• Task requirements
Give the number of lines that include the string "grid", nothing more.

━━━━━ Data shown

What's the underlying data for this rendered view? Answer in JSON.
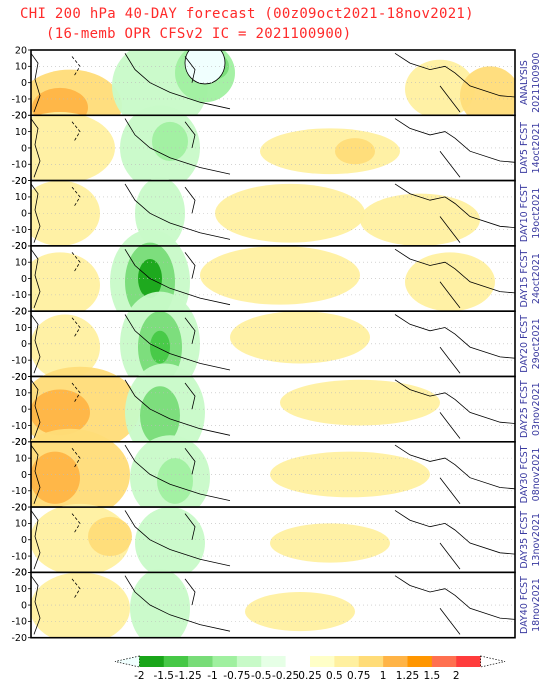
{
  "header": {
    "title_line1": "CHI 200 hPa 40-DAY forecast (00z09oct2021-18nov2021)",
    "title_line2": "(16-memb OPR CFSv2 IC = 2021100900)"
  },
  "chart_data": {
    "type": "heatmap",
    "y_ticks": [
      "20",
      "10",
      "0",
      "-10",
      "-20"
    ],
    "ylim": [
      -20,
      20
    ],
    "panels": [
      {
        "label": "ANALYSIS",
        "date": "2021100900"
      },
      {
        "label": "DAY5 FCST",
        "date": "14oct2021"
      },
      {
        "label": "DAY10 FCST",
        "date": "19oct2021"
      },
      {
        "label": "DAY15 FCST",
        "date": "24oct2021"
      },
      {
        "label": "DAY20 FCST",
        "date": "29oct2021"
      },
      {
        "label": "DAY25 FCST",
        "date": "03nov2021"
      },
      {
        "label": "DAY30 FCST",
        "date": "08nov2021"
      },
      {
        "label": "DAY35 FCST",
        "date": "13nov2021"
      },
      {
        "label": "DAY40 FCST",
        "date": "18nov2021"
      }
    ],
    "colorbar": {
      "ticks": [
        "-2",
        "-1.5",
        "-1.25",
        "-1",
        "-0.75",
        "-0.5",
        "-0.25",
        "0.25",
        "0.5",
        "0.75",
        "1",
        "1.25",
        "1.5",
        "2"
      ],
      "colors": [
        "#f0fffe",
        "#19a519",
        "#46c846",
        "#78dc78",
        "#a0f0a0",
        "#c8fac8",
        "#e6ffe6",
        "#ffffff",
        "#ffffc8",
        "#fff0a0",
        "#ffdc78",
        "#ffb446",
        "#ff9600",
        "#ff7050",
        "#ff3c3c",
        "#ffffff"
      ]
    }
  }
}
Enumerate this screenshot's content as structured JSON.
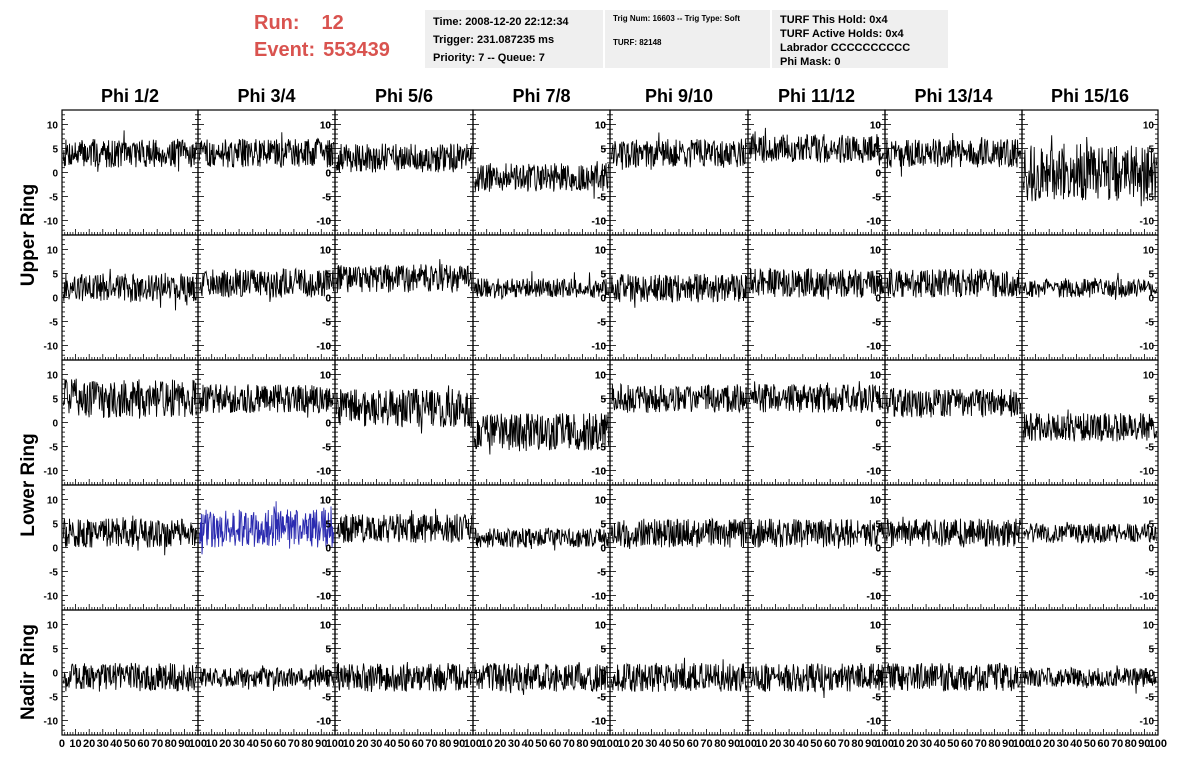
{
  "header": {
    "run_label": "Run:",
    "run_value": "12",
    "event_label": "Event:",
    "event_value": "553439"
  },
  "time_box": {
    "line1": "Time: 2008-12-20 22:12:34",
    "line2": "Trigger: 231.087235 ms",
    "line3": "Priority: 7 -- Queue: 7"
  },
  "trig_box": {
    "line1": "Trig Num: 16603 -- Trig Type: Soft",
    "line2": "TURF: 82148"
  },
  "turf_box": {
    "line1": "TURF This Hold: 0x4",
    "line2": "TURF Active Holds: 0x4",
    "line3": "Labrador CCCCCCCCCC",
    "line4": "Phi Mask: 0"
  },
  "columns": [
    "Phi 1/2",
    "Phi 3/4",
    "Phi 5/6",
    "Phi 7/8",
    "Phi 9/10",
    "Phi 11/12",
    "Phi 13/14",
    "Phi 15/16"
  ],
  "rows": [
    "Upper Ring",
    "Lower Ring",
    "Nadir Ring"
  ],
  "x_tick_labels": [
    "0 10 20 30 40 50 60 70 80 90 100",
    "10 20 30 40 50 60 70 80 90 100",
    "10 20 30 40 50 60 70 80 90 100",
    "10 20 30 40 50 60 70 80 90 100",
    "10 20 30 40 50 60 70 80 90 100",
    "10 20 30 40 50 60 70 80 90 100",
    "10 20 30 40 50 60 70 80 90 100",
    "0 10 20 30 40 50 60 70 80 90 100"
  ],
  "colors": {
    "trace": "#000000",
    "highlight_trace": "#2b2bb0",
    "header_red": "#d9534f",
    "box_bg": "#efefef"
  },
  "chart_data": {
    "type": "line",
    "layout": "grid of 5 rows x 8 columns of waveform panels",
    "xlim": [
      0,
      100
    ],
    "ylim": [
      -13,
      13
    ],
    "y_ticks": [
      -10,
      -5,
      0,
      5,
      10
    ],
    "x_ticks": [
      0,
      10,
      20,
      30,
      40,
      50,
      60,
      70,
      80,
      90,
      100
    ],
    "grid": false,
    "panel_baselines": [
      [
        4,
        4,
        3,
        -1,
        4,
        5,
        4,
        0
      ],
      [
        2,
        3,
        4,
        2,
        2,
        3,
        3,
        2
      ],
      [
        5,
        5,
        3,
        -2,
        5,
        5,
        4,
        -1
      ],
      [
        3,
        4,
        4,
        2,
        3,
        3,
        3,
        3
      ],
      [
        -1,
        -1,
        -1,
        -1,
        -1,
        -1,
        -1,
        -1
      ]
    ],
    "panel_amplitudes": [
      [
        3,
        3,
        3,
        3,
        3,
        3,
        3,
        6
      ],
      [
        3,
        3,
        3,
        2,
        3,
        3,
        3,
        2
      ],
      [
        4,
        3,
        4,
        4,
        3,
        3,
        3,
        3
      ],
      [
        3,
        4,
        3,
        2,
        3,
        3,
        3,
        2
      ],
      [
        3,
        2,
        3,
        3,
        3,
        3,
        3,
        2
      ]
    ],
    "highlighted_panel": {
      "row": 3,
      "col": 1
    }
  }
}
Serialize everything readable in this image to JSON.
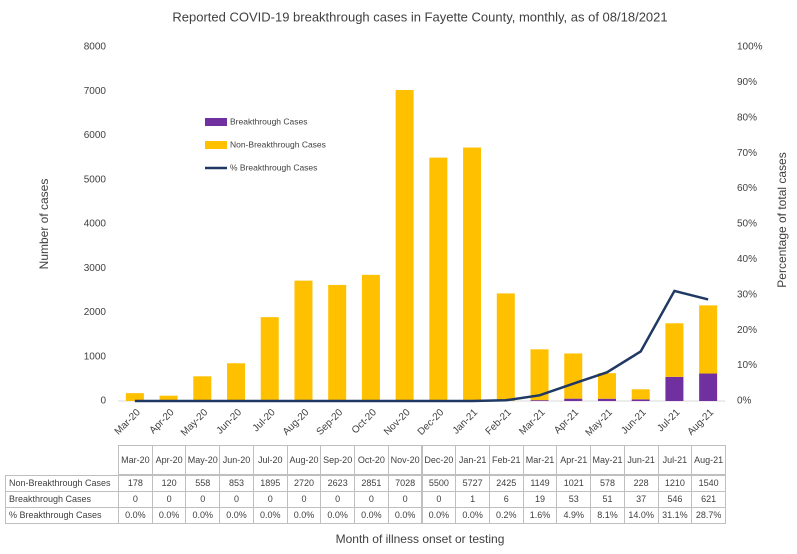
{
  "chart_data": {
    "type": "bar",
    "title": "Reported COVID-19 breakthrough cases in Fayette County, monthly, as of 08/18/2021",
    "x_label": "Month of illness onset or testing",
    "y_label": "Number of cases",
    "y2_label": "Percentage of total cases",
    "categories": [
      "Mar-20",
      "Apr-20",
      "May-20",
      "Jun-20",
      "Jul-20",
      "Aug-20",
      "Sep-20",
      "Oct-20",
      "Nov-20",
      "Dec-20",
      "Jan-21",
      "Feb-21",
      "Mar-21",
      "Apr-21",
      "May-21",
      "Jun-21",
      "Jul-21",
      "Aug-21"
    ],
    "stacked": true,
    "series": [
      {
        "name": "Breakthrough Cases",
        "color": "#7030a0",
        "values": [
          0,
          0,
          0,
          0,
          0,
          0,
          0,
          0,
          0,
          0,
          1,
          6,
          19,
          53,
          51,
          37,
          546,
          621
        ]
      },
      {
        "name": "Non-Breakthrough Cases",
        "color": "#ffc000",
        "values": [
          178,
          120,
          558,
          853,
          1895,
          2720,
          2623,
          2851,
          7028,
          5500,
          5727,
          2425,
          1149,
          1021,
          578,
          228,
          1210,
          1540
        ]
      },
      {
        "name": "% Breakthrough Cases",
        "color": "#1f3864",
        "type": "line",
        "axis": "y2",
        "values": [
          0,
          0,
          0,
          0,
          0,
          0,
          0,
          0,
          0,
          0,
          0,
          0.2,
          1.6,
          4.9,
          8.1,
          14.0,
          31.1,
          28.7
        ],
        "value_labels": [
          "0.0%",
          "0.0%",
          "0.0%",
          "0.0%",
          "0.0%",
          "0.0%",
          "0.0%",
          "0.0%",
          "0.0%",
          "0.0%",
          "0.0%",
          "0.2%",
          "1.6%",
          "4.9%",
          "8.1%",
          "14.0%",
          "31.1%",
          "28.7%"
        ]
      }
    ],
    "ylim": [
      0,
      8000
    ],
    "yticks": [
      0,
      1000,
      2000,
      3000,
      4000,
      5000,
      6000,
      7000,
      8000
    ],
    "y2lim": [
      0,
      100
    ],
    "y2ticks": [
      {
        "value": 0,
        "label": "0%"
      },
      {
        "value": 10,
        "label": "10%"
      },
      {
        "value": 20,
        "label": "20%"
      },
      {
        "value": 30,
        "label": "30%"
      },
      {
        "value": 40,
        "label": "40%"
      },
      {
        "value": 50,
        "label": "50%"
      },
      {
        "value": 60,
        "label": "60%"
      },
      {
        "value": 70,
        "label": "70%"
      },
      {
        "value": 80,
        "label": "80%"
      },
      {
        "value": 90,
        "label": "90%"
      },
      {
        "value": 100,
        "label": "100%"
      }
    ],
    "legend": "upper left"
  }
}
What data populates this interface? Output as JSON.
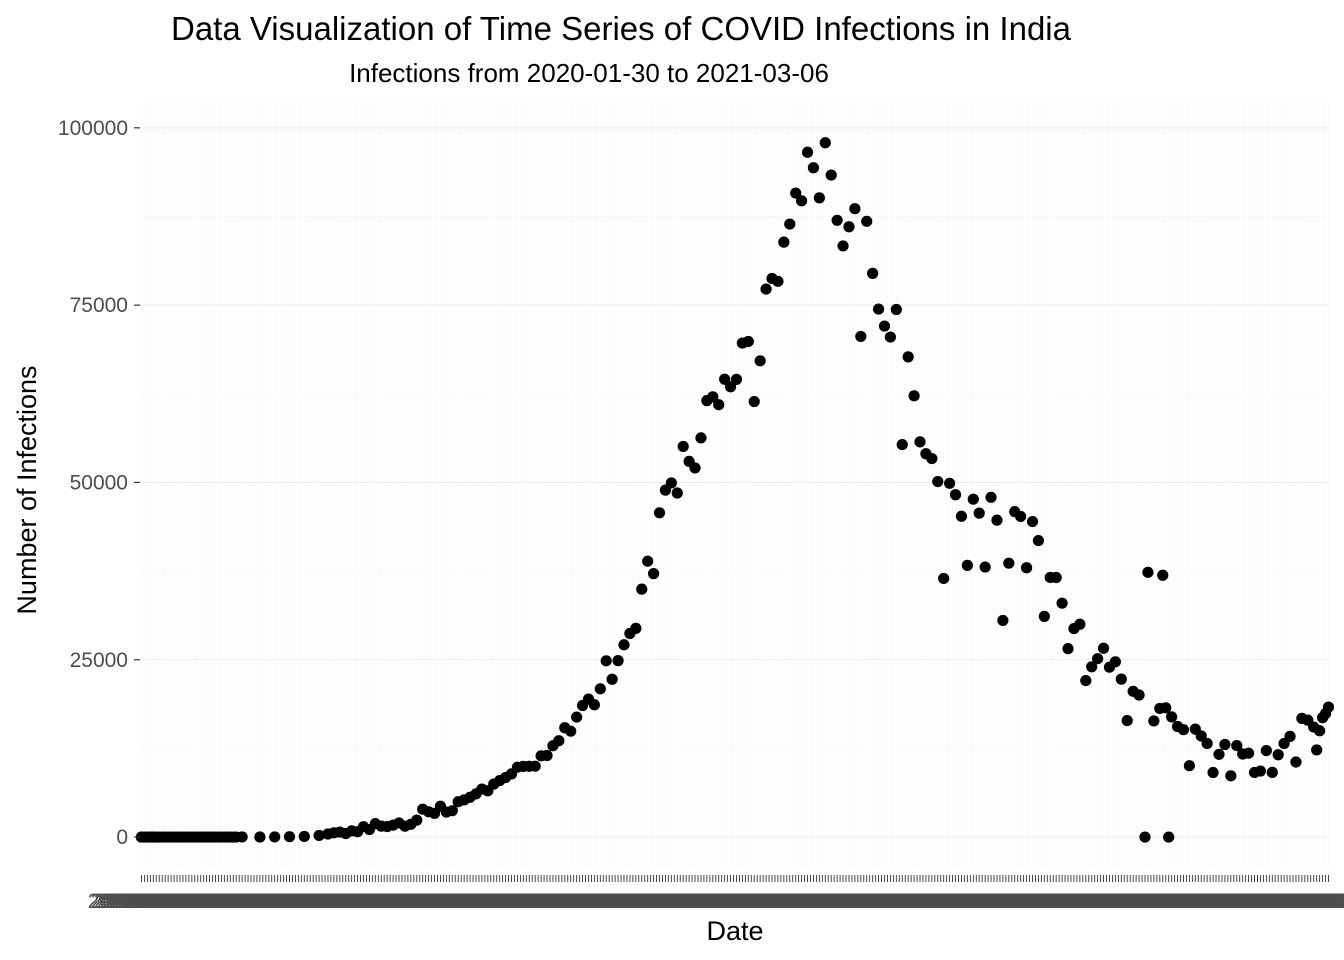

━━━━━━━━━━

• Task output
2